[START]

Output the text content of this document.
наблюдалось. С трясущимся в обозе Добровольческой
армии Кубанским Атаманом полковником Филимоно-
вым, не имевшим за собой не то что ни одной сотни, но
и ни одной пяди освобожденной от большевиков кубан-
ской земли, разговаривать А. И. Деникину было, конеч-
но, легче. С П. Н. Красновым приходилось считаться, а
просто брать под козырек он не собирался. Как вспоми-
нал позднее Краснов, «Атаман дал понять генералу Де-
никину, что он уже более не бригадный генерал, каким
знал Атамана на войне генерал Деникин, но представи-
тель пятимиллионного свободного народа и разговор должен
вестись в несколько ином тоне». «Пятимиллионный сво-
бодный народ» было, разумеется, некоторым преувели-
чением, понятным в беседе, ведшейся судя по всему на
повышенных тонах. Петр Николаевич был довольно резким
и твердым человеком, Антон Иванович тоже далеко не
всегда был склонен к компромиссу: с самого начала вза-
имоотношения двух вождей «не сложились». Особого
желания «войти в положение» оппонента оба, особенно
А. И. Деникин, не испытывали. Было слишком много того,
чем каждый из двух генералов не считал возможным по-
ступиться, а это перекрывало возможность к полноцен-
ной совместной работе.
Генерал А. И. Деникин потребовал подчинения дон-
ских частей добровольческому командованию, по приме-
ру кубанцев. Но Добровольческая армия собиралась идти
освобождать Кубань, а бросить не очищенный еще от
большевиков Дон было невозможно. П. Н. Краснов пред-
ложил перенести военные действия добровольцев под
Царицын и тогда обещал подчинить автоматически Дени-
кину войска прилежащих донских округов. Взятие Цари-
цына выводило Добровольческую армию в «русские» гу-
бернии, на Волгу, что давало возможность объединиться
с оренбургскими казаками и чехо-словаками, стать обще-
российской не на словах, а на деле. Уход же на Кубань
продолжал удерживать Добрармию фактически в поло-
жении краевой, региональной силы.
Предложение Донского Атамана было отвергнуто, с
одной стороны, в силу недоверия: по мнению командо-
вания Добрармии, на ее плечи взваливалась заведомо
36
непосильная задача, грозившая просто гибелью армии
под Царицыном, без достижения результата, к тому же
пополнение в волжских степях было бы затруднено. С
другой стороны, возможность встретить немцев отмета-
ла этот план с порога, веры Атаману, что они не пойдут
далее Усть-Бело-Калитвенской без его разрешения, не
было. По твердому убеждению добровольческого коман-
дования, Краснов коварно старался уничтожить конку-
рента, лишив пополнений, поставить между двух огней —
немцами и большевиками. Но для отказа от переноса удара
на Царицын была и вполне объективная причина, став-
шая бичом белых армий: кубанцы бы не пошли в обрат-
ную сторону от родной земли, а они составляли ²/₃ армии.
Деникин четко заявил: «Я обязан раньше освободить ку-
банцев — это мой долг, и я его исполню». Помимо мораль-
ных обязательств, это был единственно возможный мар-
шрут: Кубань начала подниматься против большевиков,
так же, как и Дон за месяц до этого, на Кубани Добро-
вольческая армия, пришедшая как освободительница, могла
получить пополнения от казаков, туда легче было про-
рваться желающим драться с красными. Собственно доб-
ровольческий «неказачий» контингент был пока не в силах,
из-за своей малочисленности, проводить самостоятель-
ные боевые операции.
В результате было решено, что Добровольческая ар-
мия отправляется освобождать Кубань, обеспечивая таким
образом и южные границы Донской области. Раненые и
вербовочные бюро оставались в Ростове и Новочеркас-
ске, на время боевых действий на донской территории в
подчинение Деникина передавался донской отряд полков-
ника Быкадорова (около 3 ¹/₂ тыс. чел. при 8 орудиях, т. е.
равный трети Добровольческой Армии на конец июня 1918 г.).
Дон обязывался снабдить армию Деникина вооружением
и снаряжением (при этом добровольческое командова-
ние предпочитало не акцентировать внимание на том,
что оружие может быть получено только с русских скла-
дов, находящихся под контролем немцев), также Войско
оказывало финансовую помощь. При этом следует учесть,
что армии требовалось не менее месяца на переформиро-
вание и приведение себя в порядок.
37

[END]

Extract the complete data, matching each line exactly.

## Complete output
Output the text content of this document.
наблюдалось. С трясущимся в обозе Добровольческой
армии Кубанским Атаманом полковником Филимоно-
вым, не имевшим за собой не то что ни одной сотни, но
и ни одной пяди освобожденной от большевиков кубан-
ской земли, разговаривать А. И. Деникину было, конеч-
но, легче. С П. Н. Красновым приходилось считаться, а
просто брать под козырек он не собирался. Как вспоми-
нал позднее Краснов, «Атаман дал понять генералу Де-
никину, что он уже более не бригадный генерал, каким
знал Атамана на войне генерал Деникин, но представи-
тель пятимиллионного свободного народа и разговор должен
вестись в несколько ином тоне». «Пятимиллионный сво-
бодный народ» было, разумеется, некоторым преувели-
чением, понятным в беседе, ведшейся судя по всему на
повышенных тонах. Петр Николаевич был довольно резким
и твердым человеком, Антон Иванович тоже далеко не
всегда был склонен к компромиссу: с самого начала вза-
имоотношения двух вождей «не сложились». Особого
желания «войти в положение» оппонента оба, особенно
А. И. Деникин, не испытывали. Было слишком много того,
чем каждый из двух генералов не считал возможным по-
ступиться, а это перекрывало возможность к полноцен-
ной совместной работе.
Генерал А. И. Деникин потребовал подчинения дон-
ских частей добровольческому командованию, по приме-
ру кубанцев. Но Добровольческая армия собиралась идти
освобождать Кубань, а бросить не очищенный еще от
большевиков Дон было невозможно. П. Н. Краснов пред-
ложил перенести военные действия добровольцев под
Царицын и тогда обещал подчинить автоматически Дени-
кину войска прилежащих донских округов. Взятие Цари-
цына выводило Добровольческую армию в «русские» гу-
бернии, на Волгу, что давало возможность объединиться
с оренбургскими казаками и чехо-словаками, стать обще-
российской не на словах, а на деле. Уход же на Кубань
продолжал удерживать Добрармию фактически в поло-
жении краевой, региональной силы.
Предложение Донского Атамана было отвергнуто, с
одной стороны, в силу недоверия: по мнению командо-
вания Добрармии, на ее плечи взваливалась заведомо
36
непосильная задача, грозившая просто гибелью армии
под Царицыном, без достижения результата, к тому же
пополнение в волжских степях было бы затруднено. С
другой стороны, возможность встретить немцев отмета-
ла этот план с порога, веры Атаману, что они не пойдут
далее Усть-Бело-Калитвенской без его разрешения, не
было. По твердому убеждению добровольческого коман-
дования, Краснов коварно старался уничтожить конку-
рента, лишив пополнений, поставить между двух огней —
немцами и большевиками. Но для отказа от переноса удара
на Царицын была и вполне объективная причина, став-
шая бичом белых армий: кубанцы бы не пошли в обрат-
ную сторону от родной земли, а они составляли ²/₃ армии.
Деникин четко заявил: «Я обязан раньше освободить ку-
банцев — это мой долг, и я его исполню». Помимо мораль-
ных обязательств, это был единственно возможный мар-
шрут: Кубань начала подниматься против большевиков,
так же, как и Дон за месяц до этого, на Кубани Добро-
вольческая армия, пришедшая как освободительница, могла
получить пополнения от казаков, туда легче было про-
рваться желающим драться с красными. Собственно доб-
ровольческий «неказачий» контингент был пока не в силах,
из-за своей малочисленности, проводить самостоятель-
ные боевые операции.
В результате было решено, что Добровольческая ар-
мия отправляется освобождать Кубань, обеспечивая таким
образом и южные границы Донской области. Раненые и
вербовочные бюро оставались в Ростове и Новочеркас-
ске, на время боевых действий на донской территории в
подчинение Деникина передавался донской отряд полков-
ника Быкадорова (около 3 ¹/₂ тыс. чел. при 8 орудиях, т. е.
равный трети Добровольческой Армии на конец июня 1918 г.).
Дон обязывался снабдить армию Деникина вооружением
и снаряжением (при этом добровольческое командова-
ние предпочитало не акцентировать внимание на том,
что оружие может быть получено только с русских скла-
дов, находящихся под контролем немцев), также Войско
оказывало финансовую помощь. При этом следует учесть,
что армии требовалось не менее месяца на переформиро-
вание и приведение себя в порядок.
37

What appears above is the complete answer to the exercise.